- **CHALLENGE**
Print out each entry below exactly, please.

- **MATERIAL FOR THIS EXERCISE**
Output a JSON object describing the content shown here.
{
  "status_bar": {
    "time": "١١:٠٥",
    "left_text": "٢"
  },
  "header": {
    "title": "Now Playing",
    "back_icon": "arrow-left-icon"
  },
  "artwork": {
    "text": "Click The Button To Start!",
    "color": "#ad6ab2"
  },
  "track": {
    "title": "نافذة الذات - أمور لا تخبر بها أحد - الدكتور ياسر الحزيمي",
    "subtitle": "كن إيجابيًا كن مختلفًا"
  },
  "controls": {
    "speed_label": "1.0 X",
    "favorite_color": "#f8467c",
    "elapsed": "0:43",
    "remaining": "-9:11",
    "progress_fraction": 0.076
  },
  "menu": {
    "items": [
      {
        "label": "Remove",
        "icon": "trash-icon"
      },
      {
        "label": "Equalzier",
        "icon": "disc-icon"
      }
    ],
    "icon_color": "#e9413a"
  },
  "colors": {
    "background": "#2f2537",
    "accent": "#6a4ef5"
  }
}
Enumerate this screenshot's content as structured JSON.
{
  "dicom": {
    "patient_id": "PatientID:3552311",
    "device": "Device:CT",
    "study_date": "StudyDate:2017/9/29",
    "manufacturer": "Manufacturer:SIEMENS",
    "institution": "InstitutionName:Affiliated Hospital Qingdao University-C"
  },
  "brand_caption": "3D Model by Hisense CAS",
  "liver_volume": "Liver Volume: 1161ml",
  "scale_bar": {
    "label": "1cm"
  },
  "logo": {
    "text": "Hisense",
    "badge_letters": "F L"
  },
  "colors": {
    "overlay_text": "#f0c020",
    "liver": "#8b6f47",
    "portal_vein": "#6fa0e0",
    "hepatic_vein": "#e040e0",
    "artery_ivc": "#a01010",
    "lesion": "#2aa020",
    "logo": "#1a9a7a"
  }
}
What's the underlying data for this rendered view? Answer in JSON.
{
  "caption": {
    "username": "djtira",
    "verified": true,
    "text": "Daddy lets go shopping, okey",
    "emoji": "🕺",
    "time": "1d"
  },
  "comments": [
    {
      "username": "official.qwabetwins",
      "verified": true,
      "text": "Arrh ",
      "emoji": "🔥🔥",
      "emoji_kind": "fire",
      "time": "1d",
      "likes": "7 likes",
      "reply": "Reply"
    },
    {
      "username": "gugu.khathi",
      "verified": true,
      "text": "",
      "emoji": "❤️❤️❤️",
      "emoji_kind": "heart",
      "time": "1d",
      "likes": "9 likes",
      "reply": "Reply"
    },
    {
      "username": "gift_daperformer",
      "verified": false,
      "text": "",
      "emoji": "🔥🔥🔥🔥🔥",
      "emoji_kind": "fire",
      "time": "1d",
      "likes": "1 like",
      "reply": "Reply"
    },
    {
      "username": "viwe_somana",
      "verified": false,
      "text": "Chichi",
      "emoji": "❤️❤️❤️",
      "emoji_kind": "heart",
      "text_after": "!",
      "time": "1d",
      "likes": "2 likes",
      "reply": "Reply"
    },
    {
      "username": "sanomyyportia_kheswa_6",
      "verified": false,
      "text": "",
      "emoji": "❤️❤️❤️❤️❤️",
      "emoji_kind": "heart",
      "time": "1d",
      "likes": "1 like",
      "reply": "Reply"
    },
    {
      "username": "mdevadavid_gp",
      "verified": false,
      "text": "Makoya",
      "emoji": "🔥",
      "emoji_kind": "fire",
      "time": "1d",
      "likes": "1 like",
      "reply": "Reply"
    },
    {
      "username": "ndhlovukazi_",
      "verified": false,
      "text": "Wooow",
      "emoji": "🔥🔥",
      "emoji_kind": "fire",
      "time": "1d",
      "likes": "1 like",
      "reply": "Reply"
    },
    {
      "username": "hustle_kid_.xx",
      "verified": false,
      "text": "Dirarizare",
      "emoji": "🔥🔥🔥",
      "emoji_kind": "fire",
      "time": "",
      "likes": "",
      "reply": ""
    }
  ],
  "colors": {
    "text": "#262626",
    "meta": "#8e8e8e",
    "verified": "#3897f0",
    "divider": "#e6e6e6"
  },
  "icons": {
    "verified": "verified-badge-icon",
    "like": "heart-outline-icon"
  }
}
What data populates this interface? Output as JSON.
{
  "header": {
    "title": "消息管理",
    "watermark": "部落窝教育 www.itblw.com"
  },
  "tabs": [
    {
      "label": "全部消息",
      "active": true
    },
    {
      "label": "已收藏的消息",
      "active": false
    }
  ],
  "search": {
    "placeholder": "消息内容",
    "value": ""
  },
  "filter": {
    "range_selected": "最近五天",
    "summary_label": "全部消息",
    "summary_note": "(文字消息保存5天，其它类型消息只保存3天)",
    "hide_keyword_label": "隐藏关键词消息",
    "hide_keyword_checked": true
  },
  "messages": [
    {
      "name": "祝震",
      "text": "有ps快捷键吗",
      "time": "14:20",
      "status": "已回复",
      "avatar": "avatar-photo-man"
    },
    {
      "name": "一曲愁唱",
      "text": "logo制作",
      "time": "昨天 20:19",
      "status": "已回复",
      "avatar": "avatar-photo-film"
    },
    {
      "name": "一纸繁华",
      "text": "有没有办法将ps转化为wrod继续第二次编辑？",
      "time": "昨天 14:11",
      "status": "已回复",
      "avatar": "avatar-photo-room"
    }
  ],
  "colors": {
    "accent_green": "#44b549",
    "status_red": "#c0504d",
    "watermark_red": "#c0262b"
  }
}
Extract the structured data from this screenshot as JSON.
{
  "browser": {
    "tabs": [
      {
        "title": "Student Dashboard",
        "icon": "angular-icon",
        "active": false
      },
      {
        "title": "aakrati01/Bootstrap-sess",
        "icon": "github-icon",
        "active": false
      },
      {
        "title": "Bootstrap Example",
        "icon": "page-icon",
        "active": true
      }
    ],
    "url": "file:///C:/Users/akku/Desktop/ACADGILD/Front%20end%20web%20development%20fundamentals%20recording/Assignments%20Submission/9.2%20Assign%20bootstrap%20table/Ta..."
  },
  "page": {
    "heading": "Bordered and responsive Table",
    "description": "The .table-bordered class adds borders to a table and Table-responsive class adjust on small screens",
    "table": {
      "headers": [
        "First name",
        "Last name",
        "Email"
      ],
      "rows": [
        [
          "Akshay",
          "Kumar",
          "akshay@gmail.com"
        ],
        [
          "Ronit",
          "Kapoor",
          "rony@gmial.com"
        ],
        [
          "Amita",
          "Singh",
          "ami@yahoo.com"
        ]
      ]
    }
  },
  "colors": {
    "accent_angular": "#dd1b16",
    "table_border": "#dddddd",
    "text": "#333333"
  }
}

- **SOLUTION FOR THIS PROBLEM**
Output a JSON object describing the content shown here.
{
  "status_bar": {
    "time": "١١:٠٥",
    "left_text": "٢"
  },
  "header": {
    "title": "Now Playing",
    "back_icon": "arrow-left-icon"
  },
  "artwork": {
    "text": "Click The Button To Start!",
    "color": "#ad6ab2"
  },
  "track": {
    "title": "نافذة الذات - أمور لا تخبر بها أحد - الدكتور ياسر الحزيمي",
    "subtitle": "كن إيجابيًا كن مختلفًا"
  },
  "controls": {
    "speed_label": "1.0 X",
    "favorite_color": "#f8467c",
    "elapsed": "0:43",
    "remaining": "-9:11",
    "progress_fraction": 0.076
  },
  "menu": {
    "items": [
      {
        "label": "Remove",
        "icon": "trash-icon"
      },
      {
        "label": "Equalzier",
        "icon": "disc-icon"
      }
    ],
    "icon_color": "#e9413a"
  },
  "colors": {
    "background": "#2f2537",
    "accent": "#6a4ef5"
  }
}
Enumerate this screenshot's content as structured JSON.
{
  "dicom": {
    "patient_id": "PatientID:3552311",
    "device": "Device:CT",
    "study_date": "StudyDate:2017/9/29",
    "manufacturer": "Manufacturer:SIEMENS",
    "institution": "InstitutionName:Affiliated Hospital Qingdao University-C"
  },
  "brand_caption": "3D Model by Hisense CAS",
  "liver_volume": "Liver Volume: 1161ml",
  "scale_bar": {
    "label": "1cm"
  },
  "logo": {
    "text": "Hisense",
    "badge_letters": "F L"
  },
  "colors": {
    "overlay_text": "#f0c020",
    "liver": "#8b6f47",
    "portal_vein": "#6fa0e0",
    "hepatic_vein": "#e040e0",
    "artery_ivc": "#a01010",
    "lesion": "#2aa020",
    "logo": "#1a9a7a"
  }
}
What's the underlying data for this rendered view? Answer in JSON.
{
  "caption": {
    "username": "djtira",
    "verified": true,
    "text": "Daddy lets go shopping, okey",
    "emoji": "🕺",
    "time": "1d"
  },
  "comments": [
    {
      "username": "official.qwabetwins",
      "verified": true,
      "text": "Arrh ",
      "emoji": "🔥🔥",
      "emoji_kind": "fire",
      "time": "1d",
      "likes": "7 likes",
      "reply": "Reply"
    },
    {
      "username": "gugu.khathi",
      "verified": true,
      "text": "",
      "emoji": "❤️❤️❤️",
      "emoji_kind": "heart",
      "time": "1d",
      "likes": "9 likes",
      "reply": "Reply"
    },
    {
      "username": "gift_daperformer",
      "verified": false,
      "text": "",
      "emoji": "🔥🔥🔥🔥🔥",
      "emoji_kind": "fire",
      "time": "1d",
      "likes": "1 like",
      "reply": "Reply"
    },
    {
      "username": "viwe_somana",
      "verified": false,
      "text": "Chichi",
      "emoji": "❤️❤️❤️",
      "emoji_kind": "heart",
      "text_after": "!",
      "time": "1d",
      "likes": "2 likes",
      "reply": "Reply"
    },
    {
      "username": "sanomyyportia_kheswa_6",
      "verified": false,
      "text": "",
      "emoji": "❤️❤️❤️❤️❤️",
      "emoji_kind": "heart",
      "time": "1d",
      "likes": "1 like",
      "reply": "Reply"
    },
    {
      "username": "mdevadavid_gp",
      "verified": false,
      "text": "Makoya",
      "emoji": "🔥",
      "emoji_kind": "fire",
      "time": "1d",
      "likes": "1 like",
      "reply": "Reply"
    },
    {
      "username": "ndhlovukazi_",
      "verified": false,
      "text": "Wooow",
      "emoji": "🔥🔥",
      "emoji_kind": "fire",
      "time": "1d",
      "likes": "1 like",
      "reply": "Reply"
    },
    {
      "username": "hustle_kid_.xx",
      "verified": false,
      "text": "Dirarizare",
      "emoji": "🔥🔥🔥",
      "emoji_kind": "fire",
      "time": "",
      "likes": "",
      "reply": ""
    }
  ],
  "colors": {
    "text": "#262626",
    "meta": "#8e8e8e",
    "verified": "#3897f0",
    "divider": "#e6e6e6"
  },
  "icons": {
    "verified": "verified-badge-icon",
    "like": "heart-outline-icon"
  }
}
What data populates this interface? Output as JSON.
{
  "header": {
    "title": "消息管理",
    "watermark": "部落窝教育 www.itblw.com"
  },
  "tabs": [
    {
      "label": "全部消息",
      "active": true
    },
    {
      "label": "已收藏的消息",
      "active": false
    }
  ],
  "search": {
    "placeholder": "消息内容",
    "value": ""
  },
  "filter": {
    "range_selected": "最近五天",
    "summary_label": "全部消息",
    "summary_note": "(文字消息保存5天，其它类型消息只保存3天)",
    "hide_keyword_label": "隐藏关键词消息",
    "hide_keyword_checked": true
  },
  "messages": [
    {
      "name": "祝震",
      "text": "有ps快捷键吗",
      "time": "14:20",
      "status": "已回复",
      "avatar": "avatar-photo-man"
    },
    {
      "name": "一曲愁唱",
      "text": "logo制作",
      "time": "昨天 20:19",
      "status": "已回复",
      "avatar": "avatar-photo-film"
    },
    {
      "name": "一纸繁华",
      "text": "有没有办法将ps转化为wrod继续第二次编辑？",
      "time": "昨天 14:11",
      "status": "已回复",
      "avatar": "avatar-photo-room"
    }
  ],
  "colors": {
    "accent_green": "#44b549",
    "status_red": "#c0504d",
    "watermark_red": "#c0262b"
  }
}
Extract the structured data from this screenshot as JSON.
{
  "browser": {
    "tabs": [
      {
        "title": "Student Dashboard",
        "icon": "angular-icon",
        "active": false
      },
      {
        "title": "aakrati01/Bootstrap-sess",
        "icon": "github-icon",
        "active": false
      },
      {
        "title": "Bootstrap Example",
        "icon": "page-icon",
        "active": true
      }
    ],
    "url": "file:///C:/Users/akku/Desktop/ACADGILD/Front%20end%20web%20development%20fundamentals%20recording/Assignments%20Submission/9.2%20Assign%20bootstrap%20table/Ta..."
  },
  "page": {
    "heading": "Bordered and responsive Table",
    "description": "The .table-bordered class adds borders to a table and Table-responsive class adjust on small screens",
    "table": {
      "headers": [
        "First name",
        "Last name",
        "Email"
      ],
      "rows": [
        [
          "Akshay",
          "Kumar",
          "akshay@gmail.com"
        ],
        [
          "Ronit",
          "Kapoor",
          "rony@gmial.com"
        ],
        [
          "Amita",
          "Singh",
          "ami@yahoo.com"
        ]
      ]
    }
  },
  "colors": {
    "accent_angular": "#dd1b16",
    "table_border": "#dddddd",
    "text": "#333333"
  }
}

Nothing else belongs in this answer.